SET PROBLEM A: Convert the entries, from the first line through the line containing "view-front-icon[interactable]: [254, 90, 276, 112]", into a Markdown table with the columns Row and Entry line, numbering each row and omitting blank lines.

This PDF is the current document as it appeared on Public Inspection on 09/24/2014 at 08:45 am.
Pursuant to Section 19(b)(1) of the Securities Exchange Act of 1934 (“Act”)  and Rule 19b-4 thereunder, notice is hereby given that on September 10, 2014, Boston Stock Exchange Clearing Corporation (“BSECC”) filed with the Securities and Exchange Commission (“SEC” or “Commission”) the proposed rule change as described in Items I, II and III below, which Items have been prepared by BSECC. The Commission is publishing this notice to solicit comments on the proposed rule change from interested persons.
I. Clearing Agency's Statement of the Terms of Substance of the Proposed Rule Change
BSECC is filing this proposed rule change with respect to amendments of the Amended and Restated Certificate of Incorporation (the “Charter”) and By-Laws (the “By-Laws”) of its parent corporation, The NASDAQ OMX Group, Inc. (“NASDAQ OMX” or the “Company”). The proposed amendments will be implemented on a date designated by NASDAQ OMX following approval by the Commission. The text of the proposed rule change is available on BSECC's Web site at http://nasdaqomxbx.cchwallstreet.com, at the principal office of BSECC, and at the Commission's Public Reference Room.
II. Clearing Agency's Statement of the Purpose of, and Statutory Basis for, the Proposed Rule Change
In its filing with the Commission, BSECC included statements concerning the purpose of and basis for the proposed rule change and discussed any comments it received on the proposed rule change. The text of these statements may be examined at the places specified in Item IV below. BSECC has prepared summaries, set forth in sections A, B, and C below, of the most significant aspects of such statements.
(A) Clearing Agency's Statement of the Purpose of, and Statutory Basis for, the Proposed Rule Change
NASDAQ OMX is proposing to make certain amendments to its Charter and By-Laws.
Article Fourth, Paragraph C of NASDAQ OMX's Charter includes a voting limitation that generally prohibits a stockholder from voting shares beneficially owned, directly or indirectly, by such stockholder in excess of 5% of the then-outstanding shares of capital stock of NASDAQ OMX entitled to vote as of the record date in respect of any matter. Pursuant to Article Fourth, Paragraph C(6) of the Charter, NASDAQ OMX's Board may grant exemptions to this limitation prior to the time a stockholder beneficially owns more than 5% of the outstanding shares of stock entitled to vote on the election of a majority of directors at such time. NASDAQ OMX's Board has never granted an exemption to the 5% voting limitation and has no current plans to do so. However, in the event the Board decides to grant such an exemption in the future, Article Fourth, Paragraph C(6) of the Charter and Section 12.5 of the By-Laws limit the Board's authority to grant the exemption. These provisions, which are intended to be substantively identical, currently contain some language differences. Following discussions with the SEC staff, NASDAQ OMX proposes the amendments described below to the Charter and By-Laws to conform these provisions and remove any ambiguity that may exist because of the current language differences.

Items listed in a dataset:

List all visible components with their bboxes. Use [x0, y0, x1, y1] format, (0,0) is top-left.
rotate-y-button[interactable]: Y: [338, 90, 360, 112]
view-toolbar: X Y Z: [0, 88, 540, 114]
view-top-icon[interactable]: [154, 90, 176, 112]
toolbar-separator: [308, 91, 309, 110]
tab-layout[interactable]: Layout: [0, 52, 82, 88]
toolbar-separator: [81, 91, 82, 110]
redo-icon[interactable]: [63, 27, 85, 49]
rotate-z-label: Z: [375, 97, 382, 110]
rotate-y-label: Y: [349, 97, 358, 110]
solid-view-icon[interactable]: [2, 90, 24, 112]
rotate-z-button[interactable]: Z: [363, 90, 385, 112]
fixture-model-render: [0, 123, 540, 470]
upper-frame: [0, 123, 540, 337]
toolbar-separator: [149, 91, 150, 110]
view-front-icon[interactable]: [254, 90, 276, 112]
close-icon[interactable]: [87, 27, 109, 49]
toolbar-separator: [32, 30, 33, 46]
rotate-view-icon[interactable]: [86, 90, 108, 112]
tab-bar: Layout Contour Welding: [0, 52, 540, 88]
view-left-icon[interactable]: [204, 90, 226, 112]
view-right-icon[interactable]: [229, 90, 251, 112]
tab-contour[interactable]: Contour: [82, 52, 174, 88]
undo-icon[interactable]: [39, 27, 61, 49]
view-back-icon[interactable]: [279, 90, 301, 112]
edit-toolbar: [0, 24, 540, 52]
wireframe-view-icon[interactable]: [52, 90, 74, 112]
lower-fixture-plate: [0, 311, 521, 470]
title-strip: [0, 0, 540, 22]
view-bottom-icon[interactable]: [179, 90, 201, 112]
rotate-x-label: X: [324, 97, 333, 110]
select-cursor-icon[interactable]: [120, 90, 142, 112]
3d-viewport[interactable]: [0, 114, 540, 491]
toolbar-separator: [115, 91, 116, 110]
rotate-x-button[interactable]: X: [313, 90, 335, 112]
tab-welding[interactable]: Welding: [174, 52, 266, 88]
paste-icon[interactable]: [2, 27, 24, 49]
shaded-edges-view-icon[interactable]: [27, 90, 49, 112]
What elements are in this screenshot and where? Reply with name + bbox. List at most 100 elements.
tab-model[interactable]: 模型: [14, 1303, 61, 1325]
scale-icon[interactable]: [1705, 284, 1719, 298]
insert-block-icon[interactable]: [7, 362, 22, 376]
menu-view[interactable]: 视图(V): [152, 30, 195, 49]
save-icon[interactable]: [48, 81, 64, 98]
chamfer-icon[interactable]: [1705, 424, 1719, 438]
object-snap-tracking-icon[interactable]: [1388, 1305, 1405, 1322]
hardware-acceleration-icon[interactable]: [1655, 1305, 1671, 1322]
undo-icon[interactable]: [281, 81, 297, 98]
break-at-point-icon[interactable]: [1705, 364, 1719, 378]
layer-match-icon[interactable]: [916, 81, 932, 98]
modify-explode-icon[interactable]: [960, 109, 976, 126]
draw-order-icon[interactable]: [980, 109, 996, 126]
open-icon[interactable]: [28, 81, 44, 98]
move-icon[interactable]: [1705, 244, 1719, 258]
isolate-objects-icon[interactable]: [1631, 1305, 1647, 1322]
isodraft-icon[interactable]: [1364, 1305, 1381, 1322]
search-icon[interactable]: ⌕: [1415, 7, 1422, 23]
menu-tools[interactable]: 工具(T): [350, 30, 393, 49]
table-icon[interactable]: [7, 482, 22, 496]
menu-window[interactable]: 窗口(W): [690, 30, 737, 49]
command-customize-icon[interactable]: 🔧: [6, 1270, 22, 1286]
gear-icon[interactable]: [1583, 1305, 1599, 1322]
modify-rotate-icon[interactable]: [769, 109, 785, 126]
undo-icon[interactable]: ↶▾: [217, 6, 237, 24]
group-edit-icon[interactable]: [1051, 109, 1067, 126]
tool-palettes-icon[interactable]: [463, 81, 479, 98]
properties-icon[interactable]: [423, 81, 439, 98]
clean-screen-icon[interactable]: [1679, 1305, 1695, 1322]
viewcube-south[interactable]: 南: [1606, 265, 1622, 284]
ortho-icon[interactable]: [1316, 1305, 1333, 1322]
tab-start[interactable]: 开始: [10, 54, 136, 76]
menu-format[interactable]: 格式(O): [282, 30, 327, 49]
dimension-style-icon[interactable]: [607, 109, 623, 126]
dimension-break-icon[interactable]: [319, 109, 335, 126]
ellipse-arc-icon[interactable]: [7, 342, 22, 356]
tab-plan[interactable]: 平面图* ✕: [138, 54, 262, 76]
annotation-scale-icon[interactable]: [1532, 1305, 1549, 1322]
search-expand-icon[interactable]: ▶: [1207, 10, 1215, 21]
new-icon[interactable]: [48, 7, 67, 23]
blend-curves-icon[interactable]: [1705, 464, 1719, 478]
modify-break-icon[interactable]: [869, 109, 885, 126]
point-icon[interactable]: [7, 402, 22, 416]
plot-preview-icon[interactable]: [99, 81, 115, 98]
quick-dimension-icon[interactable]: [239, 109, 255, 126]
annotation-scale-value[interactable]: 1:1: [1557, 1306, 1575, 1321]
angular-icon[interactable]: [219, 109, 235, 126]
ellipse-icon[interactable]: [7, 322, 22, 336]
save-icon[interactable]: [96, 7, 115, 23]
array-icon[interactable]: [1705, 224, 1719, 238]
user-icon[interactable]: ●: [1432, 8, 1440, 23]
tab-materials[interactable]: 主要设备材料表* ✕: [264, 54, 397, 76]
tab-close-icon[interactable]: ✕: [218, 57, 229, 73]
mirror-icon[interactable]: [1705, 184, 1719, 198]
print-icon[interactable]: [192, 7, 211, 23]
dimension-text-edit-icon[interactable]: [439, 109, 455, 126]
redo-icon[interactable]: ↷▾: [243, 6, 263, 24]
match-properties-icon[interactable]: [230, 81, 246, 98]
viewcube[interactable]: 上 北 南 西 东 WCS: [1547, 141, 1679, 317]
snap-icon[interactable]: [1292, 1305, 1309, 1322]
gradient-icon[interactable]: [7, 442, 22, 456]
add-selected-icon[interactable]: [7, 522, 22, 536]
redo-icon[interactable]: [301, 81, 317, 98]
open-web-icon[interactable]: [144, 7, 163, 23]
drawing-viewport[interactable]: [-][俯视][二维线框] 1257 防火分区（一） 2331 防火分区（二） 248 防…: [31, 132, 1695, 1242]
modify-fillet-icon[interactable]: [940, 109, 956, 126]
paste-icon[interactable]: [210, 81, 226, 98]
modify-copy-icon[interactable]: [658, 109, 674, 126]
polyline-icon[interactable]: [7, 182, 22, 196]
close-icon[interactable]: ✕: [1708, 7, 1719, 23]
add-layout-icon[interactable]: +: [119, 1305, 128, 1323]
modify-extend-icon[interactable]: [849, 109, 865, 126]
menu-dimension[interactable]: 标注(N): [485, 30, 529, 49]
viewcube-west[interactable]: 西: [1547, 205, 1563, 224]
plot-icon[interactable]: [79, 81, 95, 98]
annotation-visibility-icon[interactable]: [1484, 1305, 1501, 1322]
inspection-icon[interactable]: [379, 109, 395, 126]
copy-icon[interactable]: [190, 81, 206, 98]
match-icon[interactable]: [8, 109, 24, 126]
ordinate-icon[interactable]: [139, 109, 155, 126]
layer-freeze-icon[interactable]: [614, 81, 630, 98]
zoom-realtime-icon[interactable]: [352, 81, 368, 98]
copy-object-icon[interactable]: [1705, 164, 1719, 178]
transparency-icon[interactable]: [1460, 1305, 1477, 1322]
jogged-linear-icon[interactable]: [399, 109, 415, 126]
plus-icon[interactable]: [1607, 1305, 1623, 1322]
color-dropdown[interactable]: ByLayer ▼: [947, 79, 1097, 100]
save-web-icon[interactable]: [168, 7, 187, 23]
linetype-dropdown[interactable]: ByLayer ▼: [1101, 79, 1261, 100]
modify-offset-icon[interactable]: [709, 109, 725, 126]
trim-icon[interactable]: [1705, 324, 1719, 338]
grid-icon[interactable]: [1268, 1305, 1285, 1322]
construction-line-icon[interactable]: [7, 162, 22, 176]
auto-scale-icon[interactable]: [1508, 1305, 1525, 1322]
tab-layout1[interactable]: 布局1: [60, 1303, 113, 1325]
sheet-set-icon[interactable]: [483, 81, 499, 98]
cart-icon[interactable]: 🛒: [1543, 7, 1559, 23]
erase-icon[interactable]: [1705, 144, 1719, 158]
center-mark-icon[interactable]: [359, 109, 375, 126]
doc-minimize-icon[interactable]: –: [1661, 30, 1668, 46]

SET PROBLEM B: Carry on the notice about the BSECC proposed rule change from the point where it stops.

ANSWER A:
| Row | Entry line |
|---|---|
| 1 | List all visible components with their bboxes. Use [x0, y0, x1, y1] format, (0,0) is top-left. |
| 2 | rotate-y-button[interactable]: Y: [338, 90, 360, 112] |
| 3 | view-toolbar: X Y Z: [0, 88, 540, 114] |
| 4 | view-top-icon[interactable]: [154, 90, 176, 112] |
| 5 | toolbar-separator: [308, 91, 309, 110] |
| 6 | tab-layout[interactable]: Layout: [0, 52, 82, 88] |
| 7 | toolbar-separator: [81, 91, 82, 110] |
| 8 | redo-icon[interactable]: [63, 27, 85, 49] |
| 9 | rotate-z-label: Z: [375, 97, 382, 110] |
| 10 | rotate-y-label: Y: [349, 97, 358, 110] |
| 11 | solid-view-icon[interactable]: [2, 90, 24, 112] |
| 12 | rotate-z-button[interactable]: Z: [363, 90, 385, 112] |
| 13 | fixture-model-render: [0, 123, 540, 470] |
| 14 | upper-frame: [0, 123, 540, 337] |
| 15 | toolbar-separator: [149, 91, 150, 110] |
| 16 | view-front-icon[interactable]: [254, 90, 276, 112] |

ANSWER B:
(ii) Proposed Amendments to Charter
First, unlike the Charter, the By-Laws state that for so long as NASDAQ OMX shall control, directly or indirectly, any self-regulatory subsidiary, a resolution of the Board to approve an exemption for any person under Article Fourth, Paragraph C(6) of the Charter shall not be permitted to become effective until such resolution has been filed with and approved by the SEC under Section 19 of the Act. NASDAQ OMX proposes that this requirement be added to the Charter and that “self-regulatory subsidiary,” which is currently not a defined term in the Charter, be defined as any subsidiary of NASDAQ OMX that is a “self-regulatory organization” as defined under Section 3(a)(26) of the Act. At present, this defined term would include NASDAQ, BX and Phlx, which are national securities exchanges, and BSECC and SCCP, which are registered clearing agencies that are both currently dormant.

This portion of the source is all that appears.